Find the word "Karangan" in the listing; pull out each line holding it.

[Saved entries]
[BEGIN]
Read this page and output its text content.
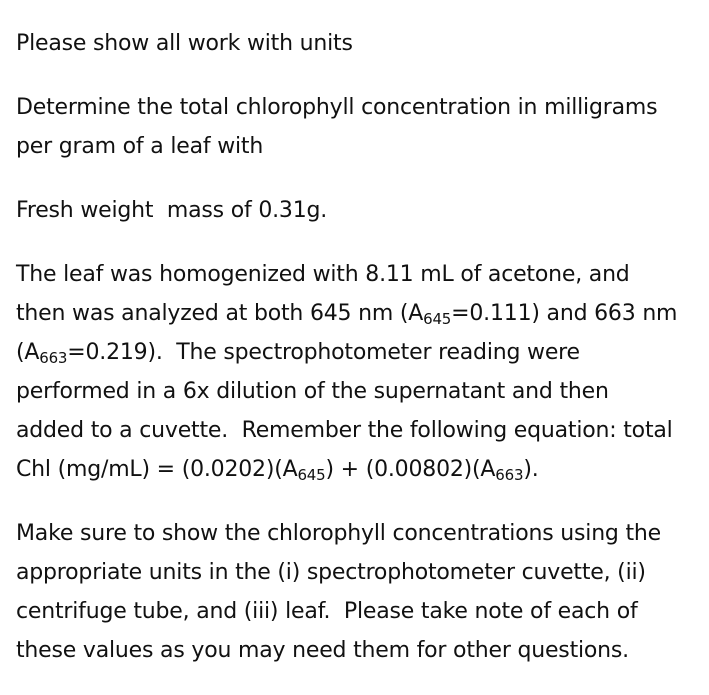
Please show all work with units

Determine the total chlorophyll concentration in milligrams
per gram of a leaf with

Fresh weight  mass of 0.31g.

The leaf was homogenized with 8.11 mL of acetone, and
then was analyzed at both 645 nm $(A_{645}=0.111)$ and 663 nm
$(A_{663}=0.219)$.  The spectrophotometer reading were
performed in a 6x dilution of the supernatant and then
added to a cuvette.  Remember the following equation: total
Chl $(mg/mL) = (0.0202)(A_{645}) + (0.00802)(A_{663})$.

Make sure to show the chlorophyll concentrations using the
appropriate units in the (i) spectrophotometer cuvette, (ii)
centrifuge tube, and (iii) leaf.  Please take note of each of
these values as you may need them for other questions.
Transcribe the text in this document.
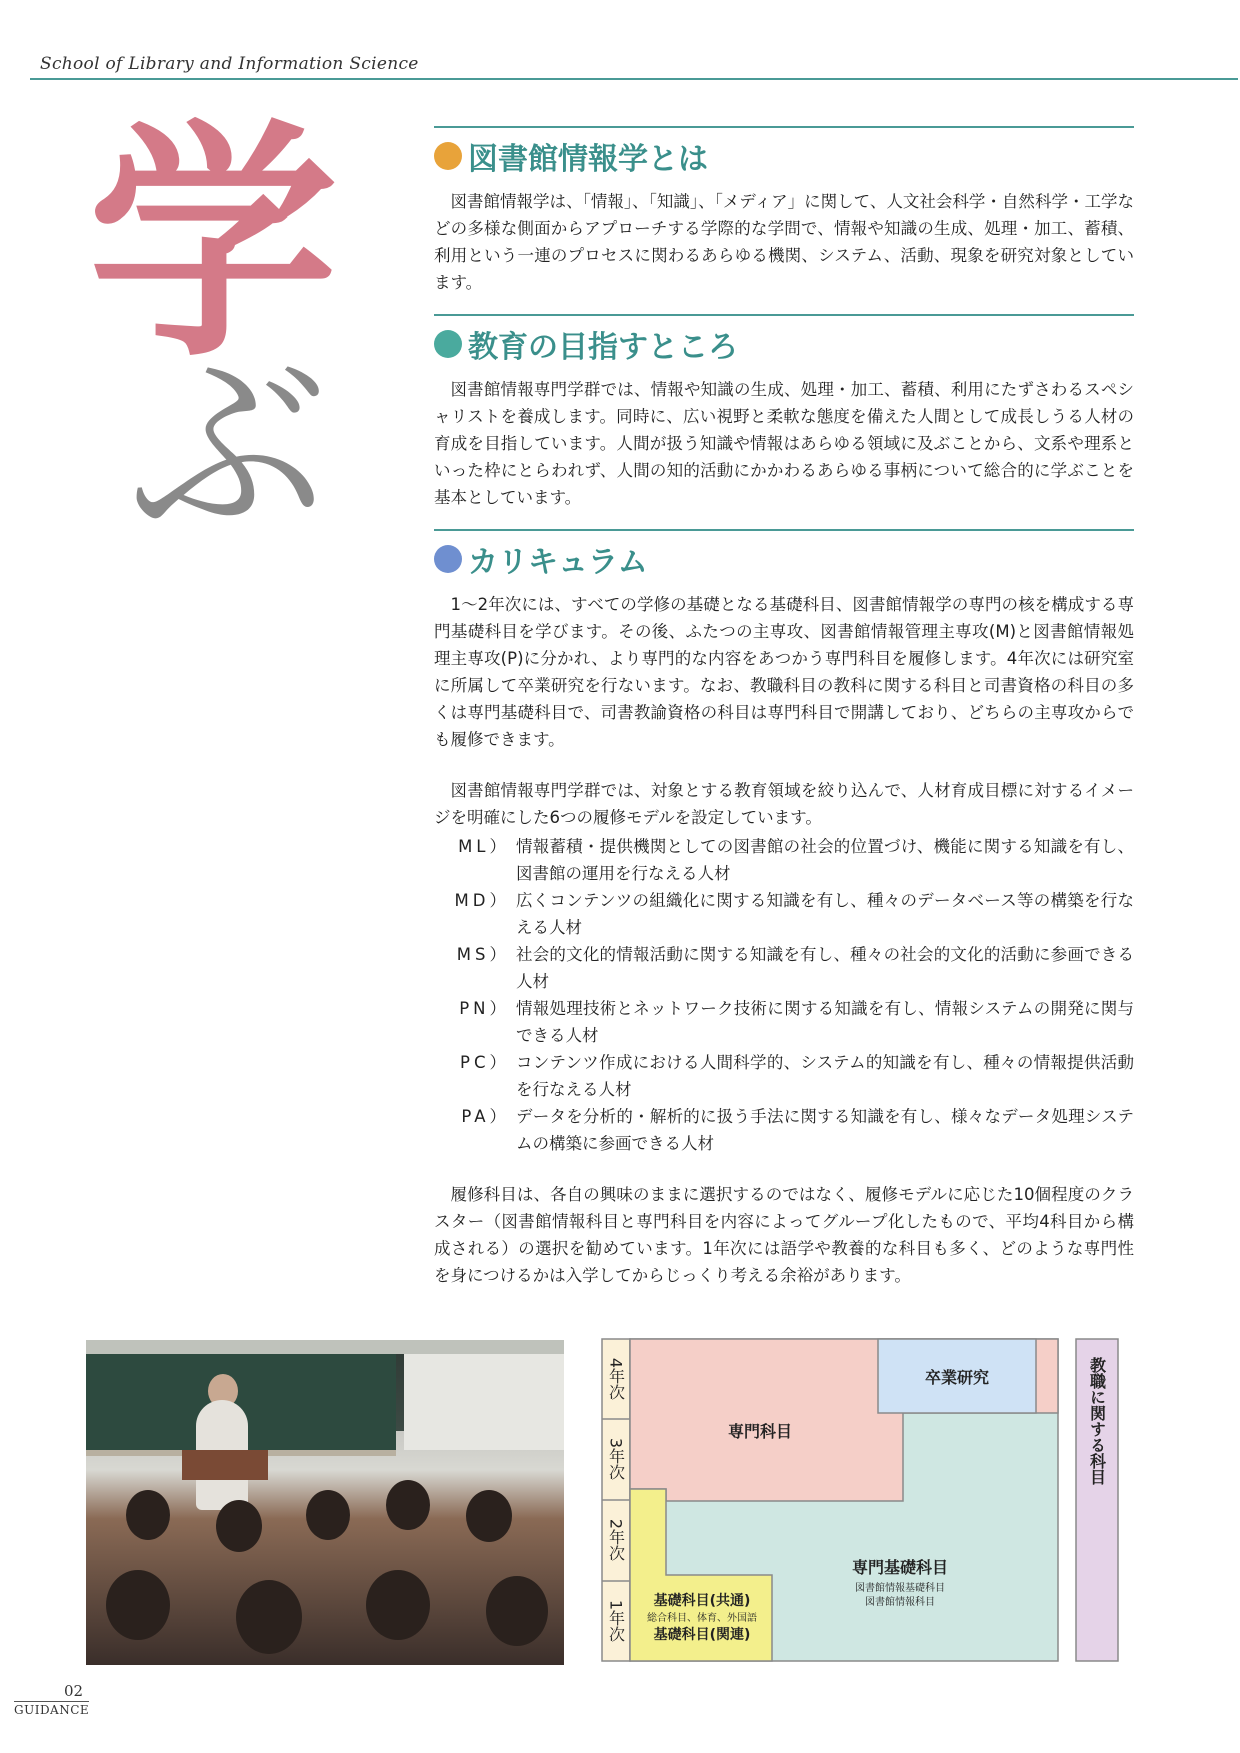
School of Library and Information Science
学
ぶ
図書館情報学とは

図書館情報学は、「情報」、「知識」、「メディア」に関して、人文社会科学・自然科学・工学などの多様な側面からアプローチする学際的な学問で、情報や知識の生成、処理・加工、蓄積、利用という一連のプロセスに関わるあらゆる機関、システム、活動、現象を研究対象としています。

教育の目指すところ

図書館情報専門学群では、情報や知識の生成、処理・加工、蓄積、利用にたずさわるスペシャリストを養成します。同時に、広い視野と柔軟な態度を備えた人間として成長しうる人材の育成を目指しています。人間が扱う知識や情報はあらゆる領域に及ぶことから、文系や理系といった枠にとらわれず、人間の知的活動にかかわるあらゆる事柄について総合的に学ぶことを基本としています。

カリキュラム

1～2年次には、すべての学修の基礎となる基礎科目、図書館情報学の専門の核を構成する専門基礎科目を学びます。その後、ふたつの主専攻、図書館情報管理主専攻(M)と図書館情報処理主専攻(P)に分かれ、より専門的な内容をあつかう専門科目を履修します。4年次には研究室に所属して卒業研究を行ないます。なお、教職科目の教科に関する科目と司書資格の科目の多くは専門基礎科目で、司書教諭資格の科目は専門科目で開講しており、どちらの主専攻からでも履修できます。

図書館情報専門学群では、対象とする教育領域を絞り込んで、人材育成目標に対するイメージを明確にした6つの履修モデルを設定しています。

ML） 情報蓄積・提供機関としての図書館の社会的位置づけ、機能に関する知識を有し、図書館の運用を行なえる人材
MD） 広くコンテンツの組織化に関する知識を有し、種々のデータベース等の構築を行なえる人材
MS） 社会的文化的情報活動に関する知識を有し、種々の社会的文化的活動に参画できる人材
PN） 情報処理技術とネットワーク技術に関する知識を有し、情報システムの開発に関与できる人材
PC） コンテンツ作成における人間科学的、システム的知識を有し、種々の情報提供活動を行なえる人材
PA） データを分析的・解析的に扱う手法に関する知識を有し、様々なデータ処理システムの構築に参画できる人材

履修科目は、各自の興味のままに選択するのではなく、履修モデルに応じた10個程度のクラスター（図書館情報科目と専門科目を内容によってグループ化したもので、平均4科目から構成される）の選択を勧めています。1年次には語学や教養的な科目も多く、どのような専門性を身につけるかは入学してからじっくり考える余裕があります。

4年次
3年次
2年次
1年次
卒業研究
専門科目
専門基礎科目
図書館情報基礎科目
図書館情報科目
基礎科目(共通)
総合科目、体育、外国語
基礎科目(関連)
教職に関する科目
02
GUIDANCE
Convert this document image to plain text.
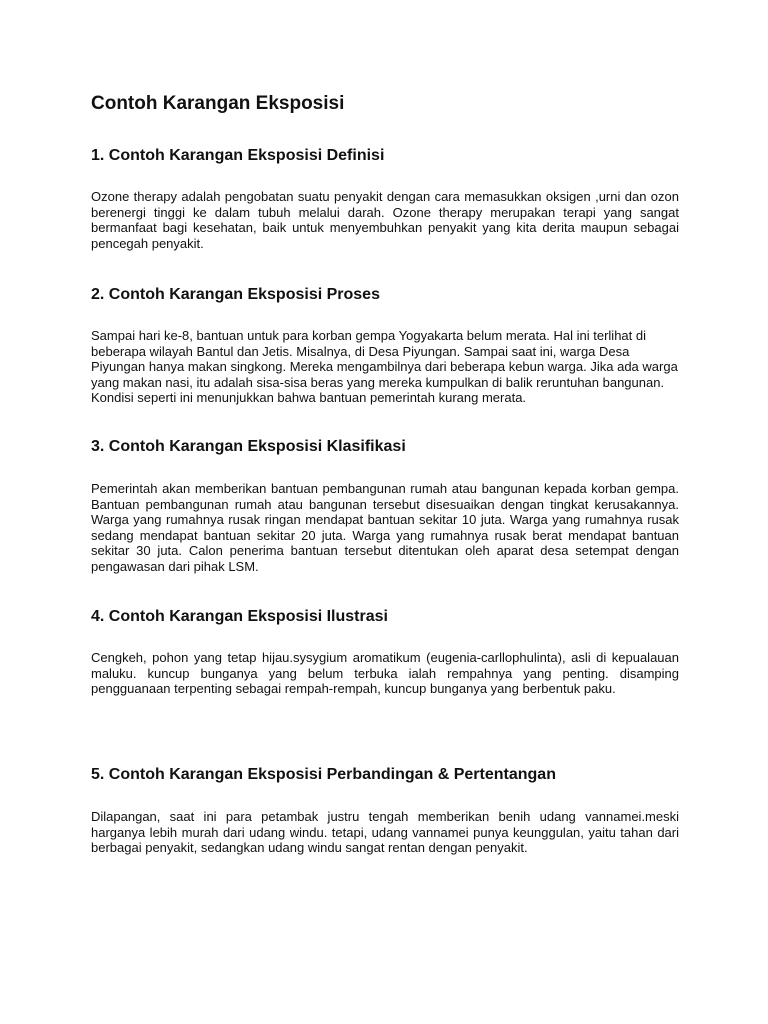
Contoh Karangan Eksposisi
1. Contoh Karangan Eksposisi Definisi

Ozone therapy adalah pengobatan suatu penyakit dengan cara memasukkan oksigen ,urni dan ozon berenergi tinggi ke dalam tubuh melalui darah. Ozone therapy merupakan terapi yang sangat bermanfaat bagi kesehatan, baik untuk menyembuhkan penyakit yang kita derita maupun sebagai pencegah penyakit.

2. Contoh Karangan Eksposisi Proses

Sampai hari ke-8, bantuan untuk para korban gempa Yogyakarta belum merata. Hal ini terlihat di beberapa wilayah Bantul dan Jetis. Misalnya, di Desa Piyungan. Sampai saat ini, warga Desa Piyungan hanya makan singkong. Mereka mengambilnya dari beberapa kebun warga. Jika ada warga yang makan nasi, itu adalah sisa-sisa beras yang mereka kumpulkan di balik reruntuhan bangunan. Kondisi seperti ini menunjukkan bahwa bantuan pemerintah kurang merata.

3. Contoh Karangan Eksposisi Klasifikasi

Pemerintah akan memberikan bantuan pembangunan rumah atau bangunan kepada korban gempa. Bantuan pembangunan rumah atau bangunan tersebut disesuaikan dengan tingkat kerusakannya. Warga yang rumahnya rusak ringan mendapat bantuan sekitar 10 juta. Warga yang rumahnya rusak sedang mendapat bantuan sekitar 20 juta. Warga yang rumahnya rusak berat mendapat bantuan sekitar 30 juta. Calon penerima bantuan tersebut ditentukan oleh aparat desa setempat dengan pengawasan dari pihak LSM.

4. Contoh Karangan Eksposisi Ilustrasi

Cengkeh, pohon yang tetap hijau.sysygium aromatikum (eugenia-carllophulinta), asli di kepualauan maluku. kuncup bunganya yang belum terbuka ialah rempahnya yang penting. disamping pengguanaan terpenting sebagai rempah-rempah, kuncup bunganya yang berbentuk paku.

5. Contoh Karangan Eksposisi Perbandingan & Pertentangan

Dilapangan, saat ini para petambak justru tengah memberikan benih udang vannamei.meski harganya lebih murah dari udang windu. tetapi, udang vannamei punya keunggulan, yaitu tahan dari berbagai penyakit, sedangkan udang windu sangat rentan dengan penyakit.
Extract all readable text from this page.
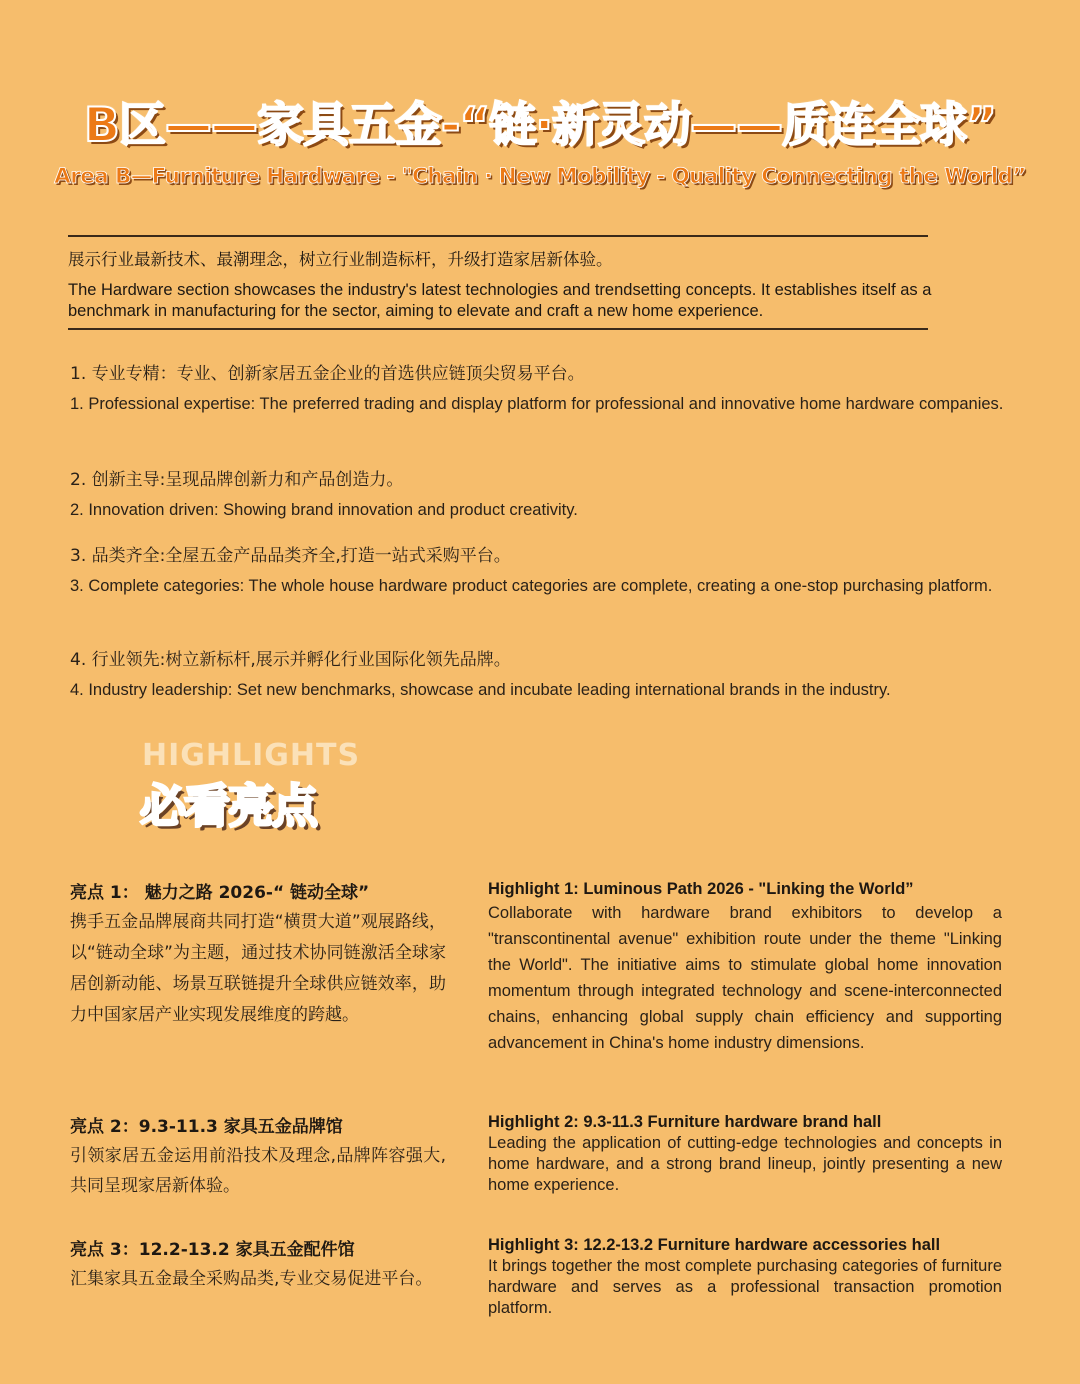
B区——家具五金-“链·新灵动——质连全球”
Area B—Furniture Hardware - "Chain · New Mobility - Quality Connecting the World”
展示行业最新技术、最潮理念，树立行业制造标杆，升级打造家居新体验。
The Hardware section showcases the industry's latest technologies and trendsetting concepts. It establishes itself as a benchmark in manufacturing for the sector, aiming to elevate and craft a new home experience.
1. 专业专精：专业、创新家居五金企业的首选供应链顶尖贸易平台。
1. Professional expertise: The preferred trading and display platform for professional and innovative home hardware companies.
2. 创新主导:呈现品牌创新力和产品创造力。
2. Innovation driven: Showing brand innovation and product creativity.
3. 品类齐全:全屋五金产品品类齐全,打造一站式采购平台。
3. Complete categories: The whole house hardware product categories are complete, creating a one-stop purchasing platform.
4. 行业领先:树立新标杆,展示并孵化行业国际化领先品牌。
4. Industry leadership: Set new benchmarks, showcase and incubate leading international brands in the industry.
HIGHLIGHTS
必看亮点
亮点 1： 魅力之路 2026-“ 链动全球”
携手五金品牌展商共同打造“横贯大道”观展路线，以“链动全球”为主题，通过技术协同链激活全球家居创新动能、场景互联链提升全球供应链效率，助力中国家居产业实现发展维度的跨越。
Highlight 1: Luminous Path 2026 - "Linking the World”
Collaborate with hardware brand exhibitors to develop a "transcontinental avenue" exhibition route under the theme "Linking the World". The initiative aims to stimulate global home innovation momentum through integrated technology and scene-interconnected chains, enhancing global supply chain efficiency and supporting advancement in China's home industry dimensions.
亮点 2：9.3-11.3 家具五金品牌馆
引领家居五金运用前沿技术及理念,品牌阵容强大,共同呈现家居新体验。
Highlight 2: 9.3-11.3 Furniture hardware brand hall
Leading the application of cutting-edge technologies and concepts in home hardware, and a strong brand lineup, jointly presenting a new home experience.
亮点 3：12.2-13.2 家具五金配件馆
汇集家具五金最全采购品类,专业交易促进平台。
Highlight 3: 12.2-13.2 Furniture hardware accessories hall
It brings together the most complete purchasing categories of furniture hardware and serves as a professional transaction promotion platform.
[END]
- [SOLUTION TO THIS EXERCISE]:
Contoh Karangan Eksposisi
1. Contoh Karangan Eksposisi Definisi
2. Contoh Karangan Eksposisi Proses
3. Contoh Karangan Eksposisi Klasifikasi
4. Contoh Karangan Eksposisi Ilustrasi
5. Contoh Karangan Eksposisi Perbandingan & Pertentangan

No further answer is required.